- _YOUR INSTRUCTIONS_: Reproduce each line exactly, including spacing and punctuation.

- _GIVEN DATA_:
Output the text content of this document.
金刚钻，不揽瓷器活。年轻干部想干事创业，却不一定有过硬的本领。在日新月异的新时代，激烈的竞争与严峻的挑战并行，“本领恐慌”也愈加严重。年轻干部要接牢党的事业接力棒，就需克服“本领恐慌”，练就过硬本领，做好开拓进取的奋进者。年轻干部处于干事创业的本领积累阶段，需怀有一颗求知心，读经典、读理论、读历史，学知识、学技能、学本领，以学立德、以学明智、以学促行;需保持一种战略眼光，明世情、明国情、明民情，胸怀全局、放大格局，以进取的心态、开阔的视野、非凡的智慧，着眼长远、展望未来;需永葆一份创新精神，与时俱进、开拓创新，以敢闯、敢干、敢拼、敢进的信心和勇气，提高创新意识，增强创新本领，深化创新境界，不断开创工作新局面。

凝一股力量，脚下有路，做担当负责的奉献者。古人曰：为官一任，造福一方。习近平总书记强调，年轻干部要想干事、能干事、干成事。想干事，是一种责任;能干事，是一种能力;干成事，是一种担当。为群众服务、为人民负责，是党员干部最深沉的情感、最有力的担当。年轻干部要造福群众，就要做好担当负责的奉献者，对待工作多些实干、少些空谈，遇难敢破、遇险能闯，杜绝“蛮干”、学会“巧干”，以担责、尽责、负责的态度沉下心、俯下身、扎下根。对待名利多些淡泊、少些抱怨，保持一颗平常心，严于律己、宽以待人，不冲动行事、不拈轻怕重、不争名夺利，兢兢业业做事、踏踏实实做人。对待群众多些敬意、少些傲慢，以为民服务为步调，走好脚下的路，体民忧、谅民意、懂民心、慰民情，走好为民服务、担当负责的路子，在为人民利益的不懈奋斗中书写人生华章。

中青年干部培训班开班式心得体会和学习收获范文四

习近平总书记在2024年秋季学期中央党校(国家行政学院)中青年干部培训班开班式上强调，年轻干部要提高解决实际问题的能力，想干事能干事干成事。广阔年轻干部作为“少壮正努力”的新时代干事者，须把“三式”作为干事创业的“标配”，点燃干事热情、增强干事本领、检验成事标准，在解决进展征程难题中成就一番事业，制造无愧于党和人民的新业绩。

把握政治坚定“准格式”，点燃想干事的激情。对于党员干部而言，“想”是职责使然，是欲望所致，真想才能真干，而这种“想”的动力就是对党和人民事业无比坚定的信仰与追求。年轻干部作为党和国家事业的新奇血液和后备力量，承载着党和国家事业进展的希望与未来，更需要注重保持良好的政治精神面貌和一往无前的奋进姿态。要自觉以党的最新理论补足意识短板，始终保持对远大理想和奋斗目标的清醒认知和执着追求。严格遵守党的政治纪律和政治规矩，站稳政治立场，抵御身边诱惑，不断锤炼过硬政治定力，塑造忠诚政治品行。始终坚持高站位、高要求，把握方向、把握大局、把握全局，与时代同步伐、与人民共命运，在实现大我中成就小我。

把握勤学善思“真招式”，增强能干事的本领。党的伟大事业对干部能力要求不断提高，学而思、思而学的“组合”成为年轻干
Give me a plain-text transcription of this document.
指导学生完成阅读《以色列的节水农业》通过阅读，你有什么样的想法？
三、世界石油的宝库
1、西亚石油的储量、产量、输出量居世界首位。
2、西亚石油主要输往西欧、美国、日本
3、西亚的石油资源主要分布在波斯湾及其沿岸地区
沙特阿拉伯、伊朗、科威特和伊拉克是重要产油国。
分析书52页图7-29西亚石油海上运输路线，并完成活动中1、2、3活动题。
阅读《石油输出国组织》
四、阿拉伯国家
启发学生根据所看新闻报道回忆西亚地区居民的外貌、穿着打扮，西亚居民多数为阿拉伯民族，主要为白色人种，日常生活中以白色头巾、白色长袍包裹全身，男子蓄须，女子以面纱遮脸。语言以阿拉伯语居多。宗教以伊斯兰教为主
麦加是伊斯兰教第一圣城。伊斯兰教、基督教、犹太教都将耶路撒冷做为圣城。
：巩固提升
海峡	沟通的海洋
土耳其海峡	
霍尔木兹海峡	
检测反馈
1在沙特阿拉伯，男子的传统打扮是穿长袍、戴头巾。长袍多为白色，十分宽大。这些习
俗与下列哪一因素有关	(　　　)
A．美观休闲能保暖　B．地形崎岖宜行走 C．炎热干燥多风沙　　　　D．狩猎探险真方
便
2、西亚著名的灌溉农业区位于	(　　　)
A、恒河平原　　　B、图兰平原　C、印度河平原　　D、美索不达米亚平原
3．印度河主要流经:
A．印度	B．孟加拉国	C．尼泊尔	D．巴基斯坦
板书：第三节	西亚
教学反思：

- _EXERCISE SOLUTION_:
Output the text content of this document.
金刚钻，不揽瓷器活。年轻干部想干事创业，却不一定有过硬的本领。在日新月异的新时代，激烈的竞争与严峻的挑战并行，“本领恐慌”也愈加严重。年轻干部要接牢党的事业接力棒，就需克服“本领恐慌”，练就过硬本领，做好开拓进取的奋进者。年轻干部处于干事创业的本领积累阶段，需怀有一颗求知心，读经典、读理论、读历史，学知识、学技能、学本领，以学立德、以学明智、以学促行;需保持一种战略眼光，明世情、明国情、明民情，胸怀全局、放大格局，以进取的心态、开阔的视野、非凡的智慧，着眼长远、展望未来;需永葆一份创新精神，与时俱进、开拓创新，以敢闯、敢干、敢拼、敢进的信心和勇气，提高创新意识，增强创新本领，深化创新境界，不断开创工作新局面。

凝一股力量，脚下有路，做担当负责的奉献者。古人曰：为官一任，造福一方。习近平总书记强调，年轻干部要想干事、能干事、干成事。想干事，是一种责任;能干事，是一种能力;干成事，是一种担当。为群众服务、为人民负责，是党员干部最深沉的情感、最有力的担当。年轻干部要造福群众，就要做好担当负责的奉献者，对待工作多些实干、少些空谈，遇难敢破、遇险能闯，杜绝“蛮干”、学会“巧干”，以担责、尽责、负责的态度沉下心、俯下身、扎下根。对待名利多些淡泊、少些抱怨，保持一颗平常心，严于律己、宽以待人，不冲动行事、不拈轻怕重、不争名夺利，兢兢业业做事、踏踏实实做人。对待群众多些敬意、少些傲慢，以为民服务为步调，走好脚下的路，体民忧、谅民意、懂民心、慰民情，走好为民服务、担当负责的路子，在为人民利益的不懈奋斗中书写人生华章。

中青年干部培训班开班式心得体会和学习收获范文四

习近平总书记在2024年秋季学期中央党校(国家行政学院)中青年干部培训班开班式上强调，年轻干部要提高解决实际问题的能力，想干事能干事干成事。广阔年轻干部作为“少壮正努力”的新时代干事者，须把“三式”作为干事创业的“标配”，点燃干事热情、增强干事本领、检验成事标准，在解决进展征程难题中成就一番事业，制造无愧于党和人民的新业绩。

把握政治坚定“准格式”，点燃想干事的激情。对于党员干部而言，“想”是职责使然，是欲望所致，真想才能真干，而这种“想”的动力就是对党和人民事业无比坚定的信仰与追求。年轻干部作为党和国家事业的新奇血液和后备力量，承载着党和国家事业进展的希望与未来，更需要注重保持良好的政治精神面貌和一往无前的奋进姿态。要自觉以党的最新理论补足意识短板，始终保持对远大理想和奋斗目标的清醒认知和执着追求。严格遵守党的政治纪律和政治规矩，站稳政治立场，抵御身边诱惑，不断锤炼过硬政治定力，塑造忠诚政治品行。始终坚持高站位、高要求，把握方向、把握大局、把握全局，与时代同步伐、与人民共命运，在实现大我中成就小我。

把握勤学善思“真招式”，增强能干事的本领。党的伟大事业对干部能力要求不断提高，学而思、思而学的“组合”成为年轻干
Give me a plain-text transcription of this document.
指导学生完成阅读《以色列的节水农业》通过阅读，你有什么样的想法？
三、世界石油的宝库
1、西亚石油的储量、产量、输出量居世界首位。
2、西亚石油主要输往西欧、美国、日本
3、西亚的石油资源主要分布在波斯湾及其沿岸地区
沙特阿拉伯、伊朗、科威特和伊拉克是重要产油国。
分析书52页图7-29西亚石油海上运输路线，并完成活动中1、2、3活动题。
阅读《石油输出国组织》
四、阿拉伯国家
启发学生根据所看新闻报道回忆西亚地区居民的外貌、穿着打扮，西亚居民多数为阿拉伯民族，主要为白色人种，日常生活中以白色头巾、白色长袍包裹全身，男子蓄须，女子以面纱遮脸。语言以阿拉伯语居多。宗教以伊斯兰教为主
麦加是伊斯兰教第一圣城。伊斯兰教、基督教、犹太教都将耶路撒冷做为圣城。
：巩固提升
海峡	沟通的海洋
土耳其海峡	
霍尔木兹海峡	
检测反馈
1在沙特阿拉伯，男子的传统打扮是穿长袍、戴头巾。长袍多为白色，十分宽大。这些习
俗与下列哪一因素有关	(　　　)
A．美观休闲能保暖　B．地形崎岖宜行走 C．炎热干燥多风沙　　　　D．狩猎探险真方
便
2、西亚著名的灌溉农业区位于	(　　　)
A、恒河平原　　　B、图兰平原　C、印度河平原　　D、美索不达米亚平原
3．印度河主要流经:
A．印度	B．孟加拉国	C．尼泊尔	D．巴基斯坦
板书：第三节	西亚
教学反思：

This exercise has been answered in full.